-- begin --

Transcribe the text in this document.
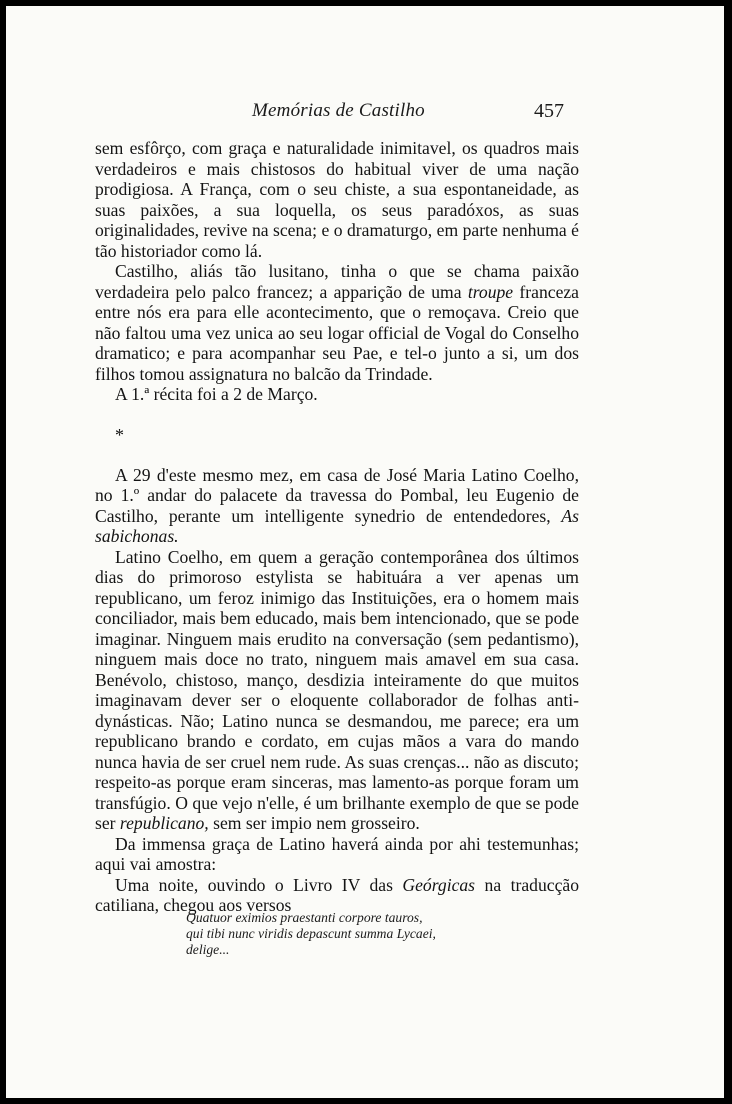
Memórias de Castilho	457

sem esfôrço, com graça e naturalidade inimitavel, os quadros mais verdadeiros e mais chistosos do habitual viver de uma nação prodigiosa. A França, com o seu chiste, a sua espontaneidade, as suas paixões, a sua loquella, os seus paradóxos, as suas originalidades, revive na scena; e o dramaturgo, em parte nenhuma é tão historiador como lá.

Castilho, aliás tão lusitano, tinha o que se chama paixão verdadeira pelo palco francez; a apparição de uma troupe franceza entre nós era para elle acontecimento, que o remoçava. Creio que não faltou uma vez unica ao seu logar official de Vogal do Conselho dramatico; e para acompanhar seu Pae, e tel-o junto a si, um dos filhos tomou assignatura no balcão da Trindade.

A 1.ª récita foi a 2 de Março.

*

A 29 d'este mesmo mez, em casa de José Maria Latino Coelho, no 1.º andar do palacete da travessa do Pombal, leu Eugenio de Castilho, perante um intelligente synedrio de entendedores, As sabichonas.

Latino Coelho, em quem a geração contemporânea dos últimos dias do primoroso estylista se habituára a ver apenas um republicano, um feroz inimigo das Instituições, era o homem mais conciliador, mais bem educado, mais bem intencionado, que se pode imaginar. Ninguem mais erudito na conversação (sem pedantismo), ninguem mais doce no trato, ninguem mais amavel em sua casa. Benévolo, chistoso, manço, desdizia inteiramente do que muitos imaginavam dever ser o eloquente collaborador de folhas anti-dynásticas. Não; Latino nunca se desmandou, me parece; era um republicano brando e cordato, em cujas mãos a vara do mando nunca havia de ser cruel nem rude. As suas crenças... não as discuto; respeito-as porque eram sinceras, mas lamento-as porque foram um transfúgio. O que vejo n'elle, é um brilhante exemplo de que se pode ser republicano, sem ser impio nem grosseiro.

Da immensa graça de Latino haverá ainda por ahi testemunhas; aqui vai amostra:

Uma noite, ouvindo o Livro IV das Geórgicas na traducção catiliana, chegou aos versos

Quatuor eximios praestanti corpore tauros,
qui tibi nunc viridis depascunt summa Lycaei,
delige...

-- end --

▶ **What to work on**:
Give every line above again exactly, with no pictures.

▶ **Task result**:
Transcribe the text in this document.
Memórias de Castilho	457

sem esfôrço, com graça e naturalidade inimitavel, os quadros mais verdadeiros e mais chistosos do habitual viver de uma nação prodigiosa. A França, com o seu chiste, a sua espontaneidade, as suas paixões, a sua loquella, os seus paradóxos, as suas originalidades, revive na scena; e o dramaturgo, em parte nenhuma é tão historiador como lá.

Castilho, aliás tão lusitano, tinha o que se chama paixão verdadeira pelo palco francez; a apparição de uma troupe franceza entre nós era para elle acontecimento, que o remoçava. Creio que não faltou uma vez unica ao seu logar official de Vogal do Conselho dramatico; e para acompanhar seu Pae, e tel-o junto a si, um dos filhos tomou assignatura no balcão da Trindade.

A 1.ª récita foi a 2 de Março.

*

A 29 d'este mesmo mez, em casa de José Maria Latino Coelho, no 1.º andar do palacete da travessa do Pombal, leu Eugenio de Castilho, perante um intelligente synedrio de entendedores, As sabichonas.

Latino Coelho, em quem a geração contemporânea dos últimos dias do primoroso estylista se habituára a ver apenas um republicano, um feroz inimigo das Instituições, era o homem mais conciliador, mais bem educado, mais bem intencionado, que se pode imaginar. Ninguem mais erudito na conversação (sem pedantismo), ninguem mais doce no trato, ninguem mais amavel em sua casa. Benévolo, chistoso, manço, desdizia inteiramente do que muitos imaginavam dever ser o eloquente collaborador de folhas anti-dynásticas. Não; Latino nunca se desmandou, me parece; era um republicano brando e cordato, em cujas mãos a vara do mando nunca havia de ser cruel nem rude. As suas crenças... não as discuto; respeito-as porque eram sinceras, mas lamento-as porque foram um transfúgio. O que vejo n'elle, é um brilhante exemplo de que se pode ser republicano, sem ser impio nem grosseiro.

Da immensa graça de Latino haverá ainda por ahi testemunhas; aqui vai amostra:

Uma noite, ouvindo o Livro IV das Geórgicas na traducção catiliana, chegou aos versos

Quatuor eximios praestanti corpore tauros,
qui tibi nunc viridis depascunt summa Lycaei,
delige...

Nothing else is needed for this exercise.